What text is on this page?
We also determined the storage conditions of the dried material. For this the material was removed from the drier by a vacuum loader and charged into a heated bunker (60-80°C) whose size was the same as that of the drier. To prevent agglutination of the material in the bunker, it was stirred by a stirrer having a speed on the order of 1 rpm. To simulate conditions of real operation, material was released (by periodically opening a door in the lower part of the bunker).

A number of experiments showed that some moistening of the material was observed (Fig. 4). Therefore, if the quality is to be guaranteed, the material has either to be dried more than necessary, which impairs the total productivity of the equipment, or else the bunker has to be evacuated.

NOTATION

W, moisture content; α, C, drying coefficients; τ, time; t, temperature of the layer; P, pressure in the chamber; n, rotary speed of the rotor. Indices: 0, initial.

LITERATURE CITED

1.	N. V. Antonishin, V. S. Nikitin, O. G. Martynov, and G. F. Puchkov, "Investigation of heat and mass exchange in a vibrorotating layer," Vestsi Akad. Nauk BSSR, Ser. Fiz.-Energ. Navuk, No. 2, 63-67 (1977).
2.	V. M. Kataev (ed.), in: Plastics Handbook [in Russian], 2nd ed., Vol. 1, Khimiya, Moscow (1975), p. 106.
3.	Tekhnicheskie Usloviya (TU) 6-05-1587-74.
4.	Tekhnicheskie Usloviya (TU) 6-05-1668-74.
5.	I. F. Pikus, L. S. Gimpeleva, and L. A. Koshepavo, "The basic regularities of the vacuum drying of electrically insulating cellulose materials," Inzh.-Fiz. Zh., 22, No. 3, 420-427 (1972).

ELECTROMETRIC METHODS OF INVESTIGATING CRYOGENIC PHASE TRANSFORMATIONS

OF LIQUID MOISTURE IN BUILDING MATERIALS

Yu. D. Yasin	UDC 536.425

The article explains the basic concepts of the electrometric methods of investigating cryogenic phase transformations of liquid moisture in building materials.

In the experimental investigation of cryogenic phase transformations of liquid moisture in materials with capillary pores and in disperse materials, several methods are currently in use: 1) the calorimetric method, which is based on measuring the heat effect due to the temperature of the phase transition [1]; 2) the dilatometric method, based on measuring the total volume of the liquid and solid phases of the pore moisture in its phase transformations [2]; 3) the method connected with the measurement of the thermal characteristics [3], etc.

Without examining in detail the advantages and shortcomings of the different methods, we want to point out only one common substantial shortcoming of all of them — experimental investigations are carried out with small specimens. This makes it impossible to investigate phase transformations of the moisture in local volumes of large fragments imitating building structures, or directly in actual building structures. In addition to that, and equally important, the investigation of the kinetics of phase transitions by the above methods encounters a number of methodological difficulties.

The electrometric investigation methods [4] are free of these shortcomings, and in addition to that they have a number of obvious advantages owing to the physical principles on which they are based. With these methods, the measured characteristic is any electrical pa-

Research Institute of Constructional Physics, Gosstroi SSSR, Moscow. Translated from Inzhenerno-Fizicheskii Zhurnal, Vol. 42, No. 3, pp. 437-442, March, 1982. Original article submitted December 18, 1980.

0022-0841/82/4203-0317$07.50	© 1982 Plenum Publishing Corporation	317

## [Directive]
Return the full listing, character for character.

## [Written solution]
What text is on this page?
We also determined the storage conditions of the dried material. For this the material was removed from the drier by a vacuum loader and charged into a heated bunker (60-80°C) whose size was the same as that of the drier. To prevent agglutination of the material in the bunker, it was stirred by a stirrer having a speed on the order of 1 rpm. To simulate conditions of real operation, material was released (by periodically opening a door in the lower part of the bunker).

A number of experiments showed that some moistening of the material was observed (Fig. 4). Therefore, if the quality is to be guaranteed, the material has either to be dried more than necessary, which impairs the total productivity of the equipment, or else the bunker has to be evacuated.

NOTATION

W, moisture content; α, C, drying coefficients; τ, time; t, temperature of the layer; P, pressure in the chamber; n, rotary speed of the rotor. Indices: 0, initial.

LITERATURE CITED

1.	N. V. Antonishin, V. S. Nikitin, O. G. Martynov, and G. F. Puchkov, "Investigation of heat and mass exchange in a vibrorotating layer," Vestsi Akad. Nauk BSSR, Ser. Fiz.-Energ. Navuk, No. 2, 63-67 (1977).
2.	V. M. Kataev (ed.), in: Plastics Handbook [in Russian], 2nd ed., Vol. 1, Khimiya, Moscow (1975), p. 106.
3.	Tekhnicheskie Usloviya (TU) 6-05-1587-74.
4.	Tekhnicheskie Usloviya (TU) 6-05-1668-74.
5.	I. F. Pikus, L. S. Gimpeleva, and L. A. Koshepavo, "The basic regularities of the vacuum drying of electrically insulating cellulose materials," Inzh.-Fiz. Zh., 22, No. 3, 420-427 (1972).

ELECTROMETRIC METHODS OF INVESTIGATING CRYOGENIC PHASE TRANSFORMATIONS

OF LIQUID MOISTURE IN BUILDING MATERIALS

Yu. D. Yasin	UDC 536.425

The article explains the basic concepts of the electrometric methods of investigating cryogenic phase transformations of liquid moisture in building materials.

In the experimental investigation of cryogenic phase transformations of liquid moisture in materials with capillary pores and in disperse materials, several methods are currently in use: 1) the calorimetric method, which is based on measuring the heat effect due to the temperature of the phase transition [1]; 2) the dilatometric method, based on measuring the total volume of the liquid and solid phases of the pore moisture in its phase transformations [2]; 3) the method connected with the measurement of the thermal characteristics [3], etc.

Without examining in detail the advantages and shortcomings of the different methods, we want to point out only one common substantial shortcoming of all of them — experimental investigations are carried out with small specimens. This makes it impossible to investigate phase transformations of the moisture in local volumes of large fragments imitating building structures, or directly in actual building structures. In addition to that, and equally important, the investigation of the kinetics of phase transitions by the above methods encounters a number of methodological difficulties.

The electrometric investigation methods [4] are free of these shortcomings, and in addition to that they have a number of obvious advantages owing to the physical principles on which they are based. With these methods, the measured characteristic is any electrical pa-

Research Institute of Constructional Physics, Gosstroi SSSR, Moscow. Translated from Inzhenerno-Fizicheskii Zhurnal, Vol. 42, No. 3, pp. 437-442, March, 1982. Original article submitted December 18, 1980.

0022-0841/82/4203-0317$07.50	© 1982 Plenum Publishing Corporation	317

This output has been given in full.